WORK TO DO
Write out the listing in full, matching it word for word.

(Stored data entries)
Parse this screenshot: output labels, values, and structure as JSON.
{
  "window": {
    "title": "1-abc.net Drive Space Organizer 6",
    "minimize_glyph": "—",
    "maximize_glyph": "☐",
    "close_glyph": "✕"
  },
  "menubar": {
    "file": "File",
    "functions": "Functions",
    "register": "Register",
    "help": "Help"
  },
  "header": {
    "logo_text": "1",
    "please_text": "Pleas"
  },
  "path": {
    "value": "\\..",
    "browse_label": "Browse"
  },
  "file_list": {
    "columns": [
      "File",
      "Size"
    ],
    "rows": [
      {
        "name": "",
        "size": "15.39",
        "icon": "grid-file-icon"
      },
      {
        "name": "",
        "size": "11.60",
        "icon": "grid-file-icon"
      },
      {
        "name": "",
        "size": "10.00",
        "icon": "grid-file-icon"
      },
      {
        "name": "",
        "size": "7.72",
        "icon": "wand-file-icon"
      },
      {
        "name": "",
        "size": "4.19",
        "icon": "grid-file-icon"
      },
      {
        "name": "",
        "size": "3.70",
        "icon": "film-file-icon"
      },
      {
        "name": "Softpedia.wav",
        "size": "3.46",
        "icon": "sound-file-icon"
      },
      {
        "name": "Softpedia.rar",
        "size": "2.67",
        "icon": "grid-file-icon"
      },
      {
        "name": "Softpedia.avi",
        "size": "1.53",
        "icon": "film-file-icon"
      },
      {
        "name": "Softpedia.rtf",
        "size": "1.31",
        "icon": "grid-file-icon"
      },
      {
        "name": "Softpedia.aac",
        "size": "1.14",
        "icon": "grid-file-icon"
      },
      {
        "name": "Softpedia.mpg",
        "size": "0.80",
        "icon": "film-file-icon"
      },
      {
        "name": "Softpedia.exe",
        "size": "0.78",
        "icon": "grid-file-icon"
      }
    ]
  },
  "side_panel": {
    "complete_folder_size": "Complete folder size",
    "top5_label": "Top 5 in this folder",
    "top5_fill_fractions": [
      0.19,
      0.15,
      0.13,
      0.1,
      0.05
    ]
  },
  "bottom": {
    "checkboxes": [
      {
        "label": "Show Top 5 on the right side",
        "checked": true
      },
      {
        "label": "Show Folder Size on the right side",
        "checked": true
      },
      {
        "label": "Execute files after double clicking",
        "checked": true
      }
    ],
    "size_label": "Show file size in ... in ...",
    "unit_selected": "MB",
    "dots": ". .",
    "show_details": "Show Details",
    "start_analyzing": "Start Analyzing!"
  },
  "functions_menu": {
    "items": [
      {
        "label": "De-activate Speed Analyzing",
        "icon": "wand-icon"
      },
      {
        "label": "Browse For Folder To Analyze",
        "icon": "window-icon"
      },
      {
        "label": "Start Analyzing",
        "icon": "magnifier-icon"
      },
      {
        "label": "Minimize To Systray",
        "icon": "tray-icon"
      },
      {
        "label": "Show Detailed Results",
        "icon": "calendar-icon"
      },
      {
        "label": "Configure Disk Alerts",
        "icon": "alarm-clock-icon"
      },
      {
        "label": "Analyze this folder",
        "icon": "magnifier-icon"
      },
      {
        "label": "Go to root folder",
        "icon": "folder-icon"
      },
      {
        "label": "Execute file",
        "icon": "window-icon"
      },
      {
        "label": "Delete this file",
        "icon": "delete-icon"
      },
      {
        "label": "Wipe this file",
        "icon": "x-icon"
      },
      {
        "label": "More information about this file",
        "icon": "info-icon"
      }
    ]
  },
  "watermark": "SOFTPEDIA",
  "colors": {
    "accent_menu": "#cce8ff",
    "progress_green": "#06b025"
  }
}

RESULT OF THIS EXERCISE
Parse this screenshot: output labels, values, and structure as JSON.
{
  "window": {
    "title": "1-abc.net Drive Space Organizer 6",
    "minimize_glyph": "—",
    "maximize_glyph": "☐",
    "close_glyph": "✕"
  },
  "menubar": {
    "file": "File",
    "functions": "Functions",
    "register": "Register",
    "help": "Help"
  },
  "header": {
    "logo_text": "1",
    "please_text": "Pleas"
  },
  "path": {
    "value": "\\..",
    "browse_label": "Browse"
  },
  "file_list": {
    "columns": [
      "File",
      "Size"
    ],
    "rows": [
      {
        "name": "",
        "size": "15.39",
        "icon": "grid-file-icon"
      },
      {
        "name": "",
        "size": "11.60",
        "icon": "grid-file-icon"
      },
      {
        "name": "",
        "size": "10.00",
        "icon": "grid-file-icon"
      },
      {
        "name": "",
        "size": "7.72",
        "icon": "wand-file-icon"
      },
      {
        "name": "",
        "size": "4.19",
        "icon": "grid-file-icon"
      },
      {
        "name": "",
        "size": "3.70",
        "icon": "film-file-icon"
      },
      {
        "name": "Softpedia.wav",
        "size": "3.46",
        "icon": "sound-file-icon"
      },
      {
        "name": "Softpedia.rar",
        "size": "2.67",
        "icon": "grid-file-icon"
      },
      {
        "name": "Softpedia.avi",
        "size": "1.53",
        "icon": "film-file-icon"
      },
      {
        "name": "Softpedia.rtf",
        "size": "1.31",
        "icon": "grid-file-icon"
      },
      {
        "name": "Softpedia.aac",
        "size": "1.14",
        "icon": "grid-file-icon"
      },
      {
        "name": "Softpedia.mpg",
        "size": "0.80",
        "icon": "film-file-icon"
      },
      {
        "name": "Softpedia.exe",
        "size": "0.78",
        "icon": "grid-file-icon"
      }
    ]
  },
  "side_panel": {
    "complete_folder_size": "Complete folder size",
    "top5_label": "Top 5 in this folder",
    "top5_fill_fractions": [
      0.19,
      0.15,
      0.13,
      0.1,
      0.05
    ]
  },
  "bottom": {
    "checkboxes": [
      {
        "label": "Show Top 5 on the right side",
        "checked": true
      },
      {
        "label": "Show Folder Size on the right side",
        "checked": true
      },
      {
        "label": "Execute files after double clicking",
        "checked": true
      }
    ],
    "size_label": "Show file size in ... in ...",
    "unit_selected": "MB",
    "dots": ". .",
    "show_details": "Show Details",
    "start_analyzing": "Start Analyzing!"
  },
  "functions_menu": {
    "items": [
      {
        "label": "De-activate Speed Analyzing",
        "icon": "wand-icon"
      },
      {
        "label": "Browse For Folder To Analyze",
        "icon": "window-icon"
      },
      {
        "label": "Start Analyzing",
        "icon": "magnifier-icon"
      },
      {
        "label": "Minimize To Systray",
        "icon": "tray-icon"
      },
      {
        "label": "Show Detailed Results",
        "icon": "calendar-icon"
      },
      {
        "label": "Configure Disk Alerts",
        "icon": "alarm-clock-icon"
      },
      {
        "label": "Analyze this folder",
        "icon": "magnifier-icon"
      },
      {
        "label": "Go to root folder",
        "icon": "folder-icon"
      },
      {
        "label": "Execute file",
        "icon": "window-icon"
      },
      {
        "label": "Delete this file",
        "icon": "delete-icon"
      },
      {
        "label": "Wipe this file",
        "icon": "x-icon"
      },
      {
        "label": "More information about this file",
        "icon": "info-icon"
      }
    ]
  },
  "watermark": "SOFTPEDIA",
  "colors": {
    "accent_menu": "#cce8ff",
    "progress_green": "#06b025"
  }
}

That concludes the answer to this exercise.